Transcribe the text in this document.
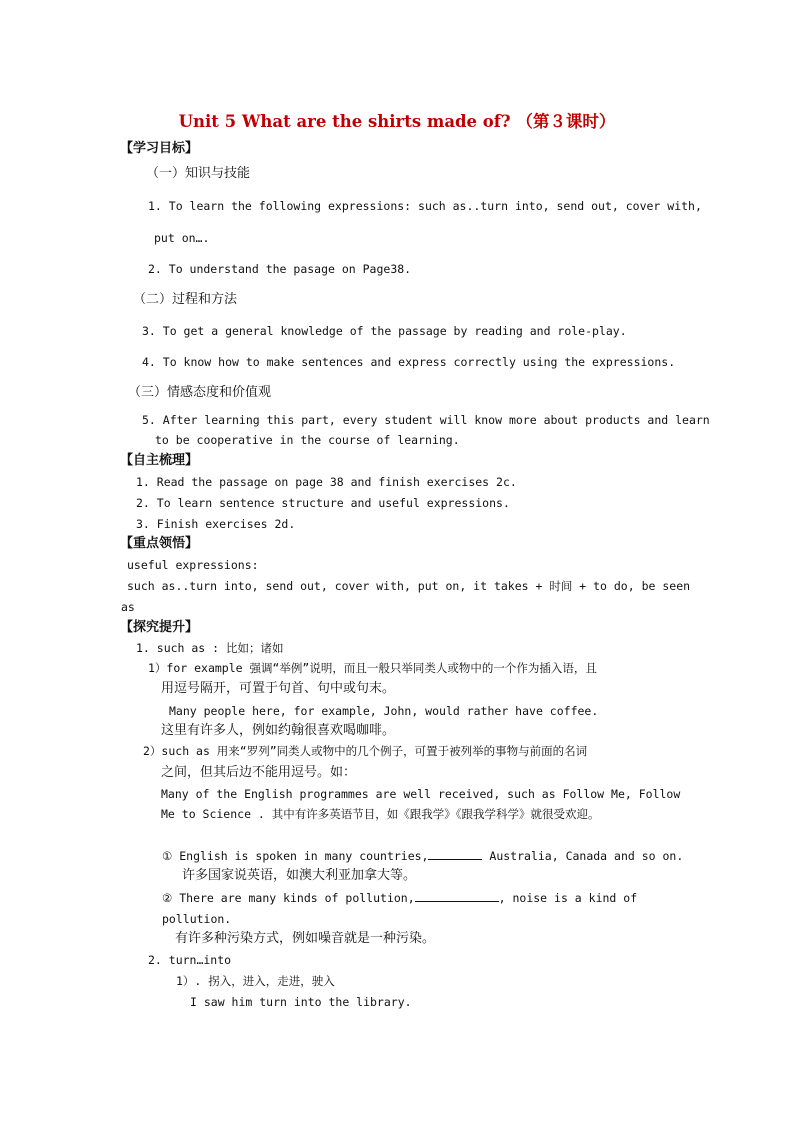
Unit 5 What are the shirts made of? （第３课时）
【学习目标】
（一）知识与技能
1. To learn the following expressions: such as..turn into, send out, cover with,
put on….
2. To understand the pasage on Page38.
（二）过程和方法
3. To get a general knowledge of the passage by reading and role-play.
4. To know how to make sentences and express correctly using the expressions.
（三）情感态度和价值观
5. After learning this part, every student will know more about products and learn
to be cooperative in the course of learning.
【自主梳理】
1. Read the passage on page 38 and finish exercises 2c.
2. To learn sentence structure and useful expressions.
3. Finish exercises 2d.
【重点领悟】
useful expressions:
such as..turn into, send out, cover with, put on, it takes + 时间 + to do, be seen
as
【探究提升】
1. such as : 比如；诸如
1）for example 强调“举例”说明，而且一般只举同类人或物中的一个作为插入语，且
用逗号隔开，可置于句首、句中或句末。
Many people here, for example, John, would rather have coffee.
这里有许多人，例如约翰很喜欢喝咖啡。
2）such as 用来“罗列”同类人或物中的几个例子，可置于被列举的事物与前面的名词
之间，但其后边不能用逗号。如：
Many of the English programmes are well received, such as Follow Me, Follow
Me to Science . 其中有许多英语节目，如《跟我学》《跟我学科学》就很受欢迎。
① English is spoken in many countries,	Australia, Canada and so on.
许多国家说英语，如澳大利亚加拿大等。
② There are many kinds of pollution,	, noise is a kind of
pollution.
有许多种污染方式，例如噪音就是一种污染。
2. turn…into
1）. 拐入，进入，走进，驶入
I saw him turn into the library.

> **WHAT TO WORK ON**
Write the material out again exactly as it appears, dropping the pictures.

> **RESULT OF THIS TASK**
Transcribe the text in this document.
Unit 5 What are the shirts made of? （第３课时）
【学习目标】
（一）知识与技能
1. To learn the following expressions: such as..turn into, send out, cover with,
put on….
2. To understand the pasage on Page38.
（二）过程和方法
3. To get a general knowledge of the passage by reading and role-play.
4. To know how to make sentences and express correctly using the expressions.
（三）情感态度和价值观
5. After learning this part, every student will know more about products and learn
to be cooperative in the course of learning.
【自主梳理】
1. Read the passage on page 38 and finish exercises 2c.
2. To learn sentence structure and useful expressions.
3. Finish exercises 2d.
【重点领悟】
useful expressions:
such as..turn into, send out, cover with, put on, it takes + 时间 + to do, be seen
as
【探究提升】
1. such as : 比如；诸如
1）for example 强调“举例”说明，而且一般只举同类人或物中的一个作为插入语，且
用逗号隔开，可置于句首、句中或句末。
Many people here, for example, John, would rather have coffee.
这里有许多人，例如约翰很喜欢喝咖啡。
2）such as 用来“罗列”同类人或物中的几个例子，可置于被列举的事物与前面的名词
之间，但其后边不能用逗号。如：
Many of the English programmes are well received, such as Follow Me, Follow
Me to Science . 其中有许多英语节目，如《跟我学》《跟我学科学》就很受欢迎。
① English is spoken in many countries,	Australia, Canada and so on.
许多国家说英语，如澳大利亚加拿大等。
② There are many kinds of pollution,	, noise is a kind of
pollution.
有许多种污染方式，例如噪音就是一种污染。
2. turn…into
1）. 拐入，进入，走进，驶入
I saw him turn into the library.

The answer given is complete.